Goal - Read the records below and copy each line that contains "Hospital".

::: Record set

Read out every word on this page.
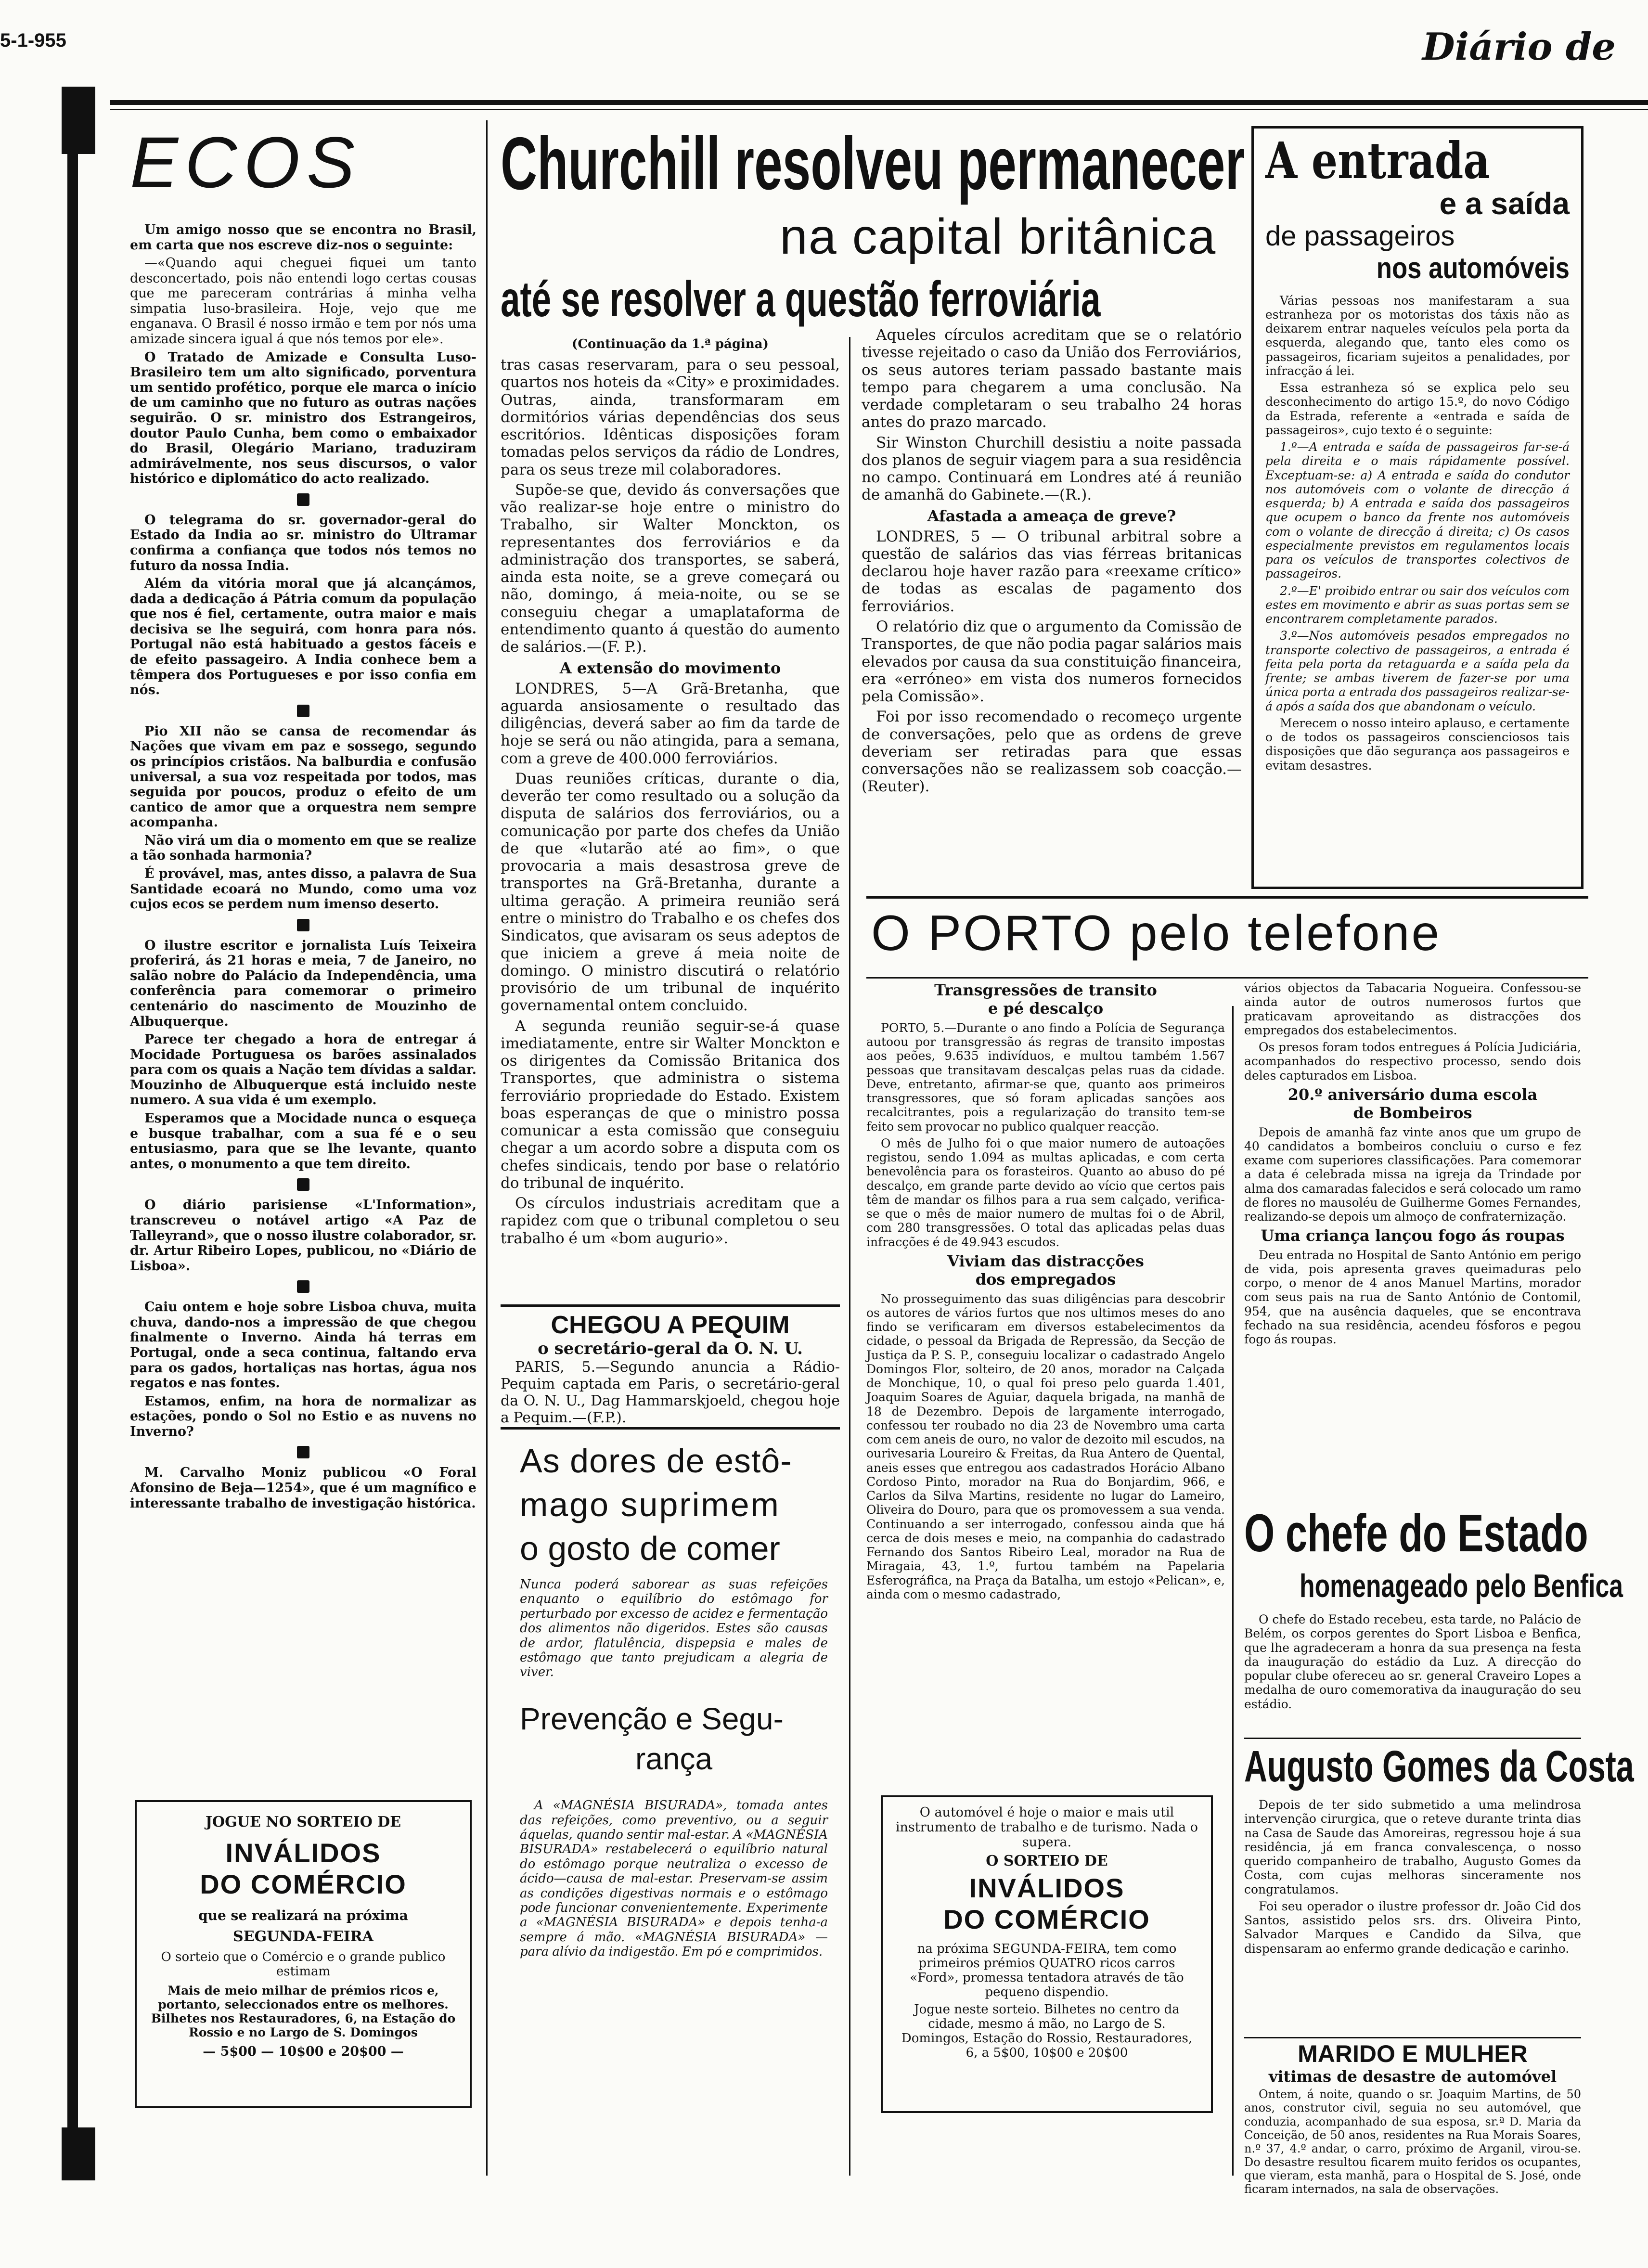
5-1-955	Diário de
ECOS

Um amigo nosso que se encontra no Brasil, em carta que nos escreve diz-nos o seguinte:

—«Quando aqui cheguei fiquei um tanto desconcertado, pois não entendi logo certas cousas que me pareceram contrárias á minha velha simpatia luso-brasileira. Hoje, vejo que me enganava. O Brasil é nosso irmão e tem por nós uma amizade sincera igual á que nós temos por ele».

O Tratado de Amizade e Consulta Luso-Brasileiro tem um alto significado, porventura um sentido profético, porque ele marca o início de um caminho que no futuro as outras nações seguirão. O sr. ministro dos Estrangeiros, doutor Paulo Cunha, bem como o embaixador do Brasil, Olegário Mariano, traduziram admirávelmente, nos seus discursos, o valor histórico e diplomático do acto realizado.

O telegrama do sr. governador-geral do Estado da India ao sr. ministro do Ultramar confirma a confiança que todos nós temos no futuro da nossa India.

Além da vitória moral que já alcançámos, dada a dedicação á Pátria comum da população que nos é fiel, certamente, outra maior e mais decisiva se lhe seguirá, com honra para nós. Portugal não está habituado a gestos fáceis e de efeito passageiro. A India conhece bem a têmpera dos Portugueses e por isso confia em nós.

Pio XII não se cansa de recomendar ás Nações que vivam em paz e sossego, segundo os princípios cristãos. Na balburdia e confusão universal, a sua voz respeitada por todos, mas seguida por poucos, produz o efeito de um cantico de amor que a orquestra nem sempre acompanha.

Não virá um dia o momento em que se realize a tão sonhada harmonia?

É provável, mas, antes disso, a palavra de Sua Santidade ecoará no Mundo, como uma voz cujos ecos se perdem num imenso deserto.

O ilustre escritor e jornalista Luís Teixeira proferirá, ás 21 horas e meia, 7 de Janeiro, no salão nobre do Palácio da Independência, uma conferência para comemorar o primeiro centenário do nascimento de Mouzinho de Albuquerque.

Parece ter chegado a hora de entregar á Mocidade Portuguesa os barões assinalados para com os quais a Nação tem dívidas a saldar. Mouzinho de Albuquerque está incluido neste numero. A sua vida é um exemplo.

Esperamos que a Mocidade nunca o esqueça e busque trabalhar, com a sua fé e o seu entusiasmo, para que se lhe levante, quanto antes, o monumento a que tem direito.

O diário parisiense «L'Information», transcreveu o notável artigo «A Paz de Talleyrand», que o nosso ilustre colaborador, sr. dr. Artur Ribeiro Lopes, publicou, no «Diário de Lisboa».

Caiu ontem e hoje sobre Lisboa chuva, muita chuva, dando-nos a impressão de que chegou finalmente o Inverno. Ainda há terras em Portugal, onde a seca continua, faltando erva para os gados, hortaliças nas hortas, água nos regatos e nas fontes.

Estamos, enfim, na hora de normalizar as estações, pondo o Sol no Estio e as nuvens no Inverno?

M. Carvalho Moniz publicou «O Foral Afonsino de Beja—1254», que é um magnífico e interessante trabalho de investigação histórica.

JOGUE NO SORTEIO DE
INVÁLIDOS
DO COMÉRCIO
que se realizará na próxima
SEGUNDA-FEIRA
O sorteio que o Comércio e o grande publico estimam
Mais de meio milhar de prémios ricos e, portanto, seleccionados entre os melhores. Bilhetes nos Restauradores, 6, na Estação do Rossio e no Largo de S. Domingos
— 5$00 — 10$00 e 20$00 —
Churchill resolveu permanecer
na capital britânica
até se resolver a questão ferroviária
(Continuação da 1.ª página)

tras casas reservaram, para o seu pessoal, quartos nos hoteis da «City» e proximidades. Outras, ainda, transformaram em dormitórios várias dependências dos seus escritórios. Idênticas disposições foram tomadas pelos serviços da rádio de Londres, para os seus treze mil colaboradores.

Supõe-se que, devido ás conversações que vão realizar-se hoje entre o ministro do Trabalho, sir Walter Monckton, os representantes dos ferroviários e da administração dos transportes, se saberá, ainda esta noite, se a greve começará ou não, domingo, á meia-noite, ou se se conseguiu chegar a umaplataforma de entendimento quanto á questão do aumento de salários.—(F. P.).

A extensão do movimento

LONDRES, 5—A Grã-Bretanha, que aguarda ansiosamente o resultado das diligências, deverá saber ao fim da tarde de hoje se será ou não atingida, para a semana, com a greve de 400.000 ferroviários.

Duas reuniões críticas, durante o dia, deverão ter como resultado ou a solução da disputa de salários dos ferroviários, ou a comunicação por parte dos chefes da União de que «lutarão até ao fim», o que provocaria a mais desastrosa greve de transportes na Grã-Bretanha, durante a ultima geração. A primeira reunião será entre o ministro do Trabalho e os chefes dos Sindicatos, que avisaram os seus adeptos de que iniciem a greve á meia noite de domingo. O ministro discutirá o relatório provisório de um tribunal de inquérito governamental ontem concluido.

A segunda reunião seguir-se-á quase imediatamente, entre sir Walter Monckton e os dirigentes da Comissão Britanica dos Transportes, que administra o sistema ferroviário propriedade do Estado. Existem boas esperanças de que o ministro possa comunicar a esta comissão que conseguiu chegar a um acordo sobre a disputa com os chefes sindicais, tendo por base o relatório do tribunal de inquérito.

Os círculos industriais acreditam que a rapidez com que o tribunal completou o seu trabalho é um «bom augurio».

Aqueles círculos acreditam que se o relatório tivesse rejeitado o caso da União dos Ferroviários, os seus autores teriam passado bastante mais tempo para chegarem a uma conclusão. Na verdade completaram o seu trabalho 24 horas antes do prazo marcado.

Sir Winston Churchill desistiu a noite passada dos planos de seguir viagem para a sua residência no campo. Continuará em Londres até á reunião de amanhã do Gabinete.—(R.).

Afastada a ameaça de greve?

LONDRES, 5 — O tribunal arbitral sobre a questão de salários das vias férreas britanicas declarou hoje haver razão para «reexame crítico» de todas as escalas de pagamento dos ferroviários.

O relatório diz que o argumento da Comissão de Transportes, de que não podia pagar salários mais elevados por causa da sua constituição financeira, era «erróneo» em vista dos numeros fornecidos pela Comissão».

Foi por isso recomendado o recomeço urgente de conversações, pelo que as ordens de greve deveriam ser retiradas para que essas conversações não se realizassem sob coacção.—(Reuter).

A entrada
e a saída
de passageiros
nos automóveis

Várias pessoas nos manifestaram a sua estranheza por os motoristas dos táxis não as deixarem entrar naqueles veículos pela porta da esquerda, alegando que, tanto eles como os passageiros, ficariam sujeitos a penalidades, por infracção á lei.

Essa estranheza só se explica pelo seu desconhecimento do artigo 15.º, do novo Código da Estrada, referente a «entrada e saída de passageiros», cujo texto é o seguinte:

1.º—A entrada e saída de passageiros far-se-á pela direita e o mais rápidamente possível. Exceptuam-se: a) A entrada e saída do condutor nos automóveis com o volante de direcção á esquerda; b) A entrada e saída dos passageiros que ocupem o banco da frente nos automóveis com o volante de direcção á direita; c) Os casos especialmente previstos em regulamentos locais para os veículos de transportes colectivos de passageiros.

2.º—E' proibido entrar ou sair dos veículos com estes em movimento e abrir as suas portas sem se encontrarem completamente parados.

3.º—Nos automóveis pesados empregados no transporte colectivo de passageiros, a entrada é feita pela porta da retaguarda e a saída pela da frente; se ambas tiverem de fazer-se por uma única porta a entrada dos passageiros realizar-se-á após a saída dos que abandonam o veículo.

Merecem o nosso inteiro aplauso, e certamente o de todos os passageiros conscienciosos tais disposições que dão segurança aos passageiros e evitam desastres.

CHEGOU A PEQUIM
o secretário-geral da O. N. U.

PARIS, 5.—Segundo anuncia a Rádio-Pequim captada em Paris, o secretário-geral da O. N. U., Dag Hammarskjoeld, chegou hoje a Pequim.—(F.P.).

As dores de estô-
mago suprimem
o gosto de comer

Nunca poderá saborear as suas refeições enquanto o equilíbrio do estômago for perturbado por excesso de acidez e fermentação dos alimentos não digeridos. Estes são causas de ardor, flatulência, dispepsia e males de estômago que tanto prejudicam a alegria de viver.

Prevenção e Segu-
rança

A «MAGNÉSIA BISURADA», tomada antes das refeições, como preventivo, ou a seguir áquelas, quando sentir mal-estar. A «MAGNÉSIA BISURADA» restabelecerá o equilíbrio natural do estômago porque neutraliza o excesso de ácido—causa de mal-estar. Preservam-se assim as condições digestivas normais e o estômago pode funcionar convenientemente. Experimente a «MAGNÉSIA BISURADA» e depois tenha-a sempre á mão. «MAGNÉSIA BISURADA» — para alívio da indigestão. Em pó e comprimidos.

O PORTO pelo telefone
Transgressões de transito
e pé descalço

PORTO, 5.—Durante o ano findo a Polícia de Segurança autoou por transgressão ás regras de transito impostas aos peões, 9.635 indivíduos, e multou também 1.567 pessoas que transitavam descalças pelas ruas da cidade. Deve, entretanto, afirmar-se que, quanto aos primeiros transgressores, que só foram aplicadas sanções aos recalcitrantes, pois a regularização do transito tem-se feito sem provocar no publico qualquer reacção.

O mês de Julho foi o que maior numero de autoações registou, sendo 1.094 as multas aplicadas, e com certa benevolência para os forasteiros. Quanto ao abuso do pé descalço, em grande parte devido ao vício que certos pais têm de mandar os filhos para a rua sem calçado, verifica-se que o mês de maior numero de multas foi o de Abril, com 280 transgressões. O total das aplicadas pelas duas infracções é de 49.943 escudos.

Viviam das distracções
dos empregados

No prosseguimento das suas diligências para descobrir os autores de vários furtos que nos ultimos meses do ano findo se verificaram em diversos estabelecimentos da cidade, o pessoal da Brigada de Repressão, da Secção de Justiça da P. S. P., conseguiu localizar o cadastrado Angelo Domingos Flor, solteiro, de 20 anos, morador na Calçada de Monchique, 10, o qual foi preso pelo guarda 1.401, Joaquim Soares de Aguiar, daquela brigada, na manhã de 18 de Dezembro. Depois de largamente interrogado, confessou ter roubado no dia 23 de Novembro uma carta com cem aneis de ouro, no valor de dezoito mil escudos, na ourivesaria Loureiro & Freitas, da Rua Antero de Quental, aneis esses que entregou aos cadastrados Horácio Albano Cordoso Pinto, morador na Rua do Bonjardim, 966, e Carlos da Silva Martins, residente no lugar do Lameiro, Oliveira do Douro, para que os promovessem a sua venda. Continuando a ser interrogado, confessou ainda que há cerca de dois meses e meio, na companhia do cadastrado Fernando dos Santos Ribeiro Leal, morador na Rua de Miragaia, 43, 1.º, furtou também na Papelaria Esferográfica, na Praça da Batalha, um estojo «Pelican», e, ainda com o mesmo cadastrado,

vários objectos da Tabacaria Nogueira. Confessou-se ainda autor de outros numerosos furtos que praticavam aproveitando as distracções dos empregados dos estabelecimentos.

Os presos foram todos entregues á Polícia Judiciária, acompanhados do respectivo processo, sendo dois deles capturados em Lisboa.

20.º aniversário duma escola
de Bombeiros

Depois de amanhã faz vinte anos que um grupo de 40 candidatos a bombeiros concluiu o curso e fez exame com superiores classificações. Para comemorar a data é celebrada missa na igreja da Trindade por alma dos camaradas falecidos e será colocado um ramo de flores no mausoléu de Guilherme Gomes Fernandes, realizando-se depois um almoço de confraternização.

Uma criança lançou fogo ás roupas

Deu entrada no Hospital de Santo António em perigo de vida, pois apresenta graves queimaduras pelo corpo, o menor de 4 anos Manuel Martins, morador com seus pais na rua de Santo António de Contomil, 954, que na ausência daqueles, que se encontrava fechado na sua residência, acendeu fósforos e pegou fogo ás roupas.

O automóvel é hoje o maior e mais util instrumento de trabalho e de turismo. Nada o supera.
O SORTEIO DE
INVÁLIDOS
DO COMÉRCIO
na próxima SEGUNDA-FEIRA, tem como primeiros prémios QUATRO ricos carros «Ford», promessa tentadora através de tão pequeno dispendio.
Jogue neste sorteio. Bilhetes no centro da cidade, mesmo á mão, no Largo de S. Domingos, Estação do Rossio, Restauradores, 6, a 5$00, 10$00 e 20$00
O chefe do Estado
homenageado pelo Benfica

O chefe do Estado recebeu, esta tarde, no Palácio de Belém, os corpos gerentes do Sport Lisboa e Benfica, que lhe agradeceram a honra da sua presença na festa da inauguração do estádio da Luz. A direcção do popular clube ofereceu ao sr. general Craveiro Lopes a medalha de ouro comemorativa da inauguração do seu estádio.

Augusto Gomes da Costa

Depois de ter sido submetido a uma melindrosa intervenção cirurgica, que o reteve durante trinta dias na Casa de Saude das Amoreiras, regressou hoje á sua residência, já em franca convalescença, o nosso querido companheiro de trabalho, Augusto Gomes da Costa, com cujas melhoras sinceramente nos congratulamos.

Foi seu operador o ilustre professor dr. João Cid dos Santos, assistido pelos srs. drs. Oliveira Pinto, Salvador Marques e Candido da Silva, que dispensaram ao enfermo grande dedicação e carinho.

MARIDO E MULHER
vitimas de desastre de automóvel

Ontem, á noite, quando o sr. Joaquim Martins, de 50 anos, construtor civil, seguia no seu automóvel, que conduzia, acompanhado de sua esposa, sr.ª D. Maria da Conceição, de 50 anos, residentes na Rua Morais Soares, n.º 37, 4.º andar, o carro, próximo de Arganil, virou-se. Do desastre resultou ficarem muito feridos os ocupantes, que vieram, esta manhã, para o Hospital de S. José, onde ficaram internados, na sala de observações.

::::::

Written reply -
Deu entrada no Hospital de Santo António em perigo de vida, pois apresenta graves queimaduras pelo corpo, o menor de 4 anos Manuel Martins, morador com seus pais na rua de Santo António de Contomil, 954, que na ausência daqueles, que se encontrava fechado na sua residência, acendeu fósforos e pegou fogo ás roupas.
Ontem, á noite, quando o sr. Joaquim Martins, de 50 anos, construtor civil, seguia no seu automóvel, que conduzia, acompanhado de sua esposa, sr.ª D. Maria da Conceição, de 50 anos, residentes na Rua Morais Soares, n.º 37, 4.º andar, o carro, próximo de Arganil, virou-se. Do desastre resultou ficarem muito feridos os ocupantes, que vieram, esta manhã, para o Hospital de S. José, onde ficaram internados, na sala de observações.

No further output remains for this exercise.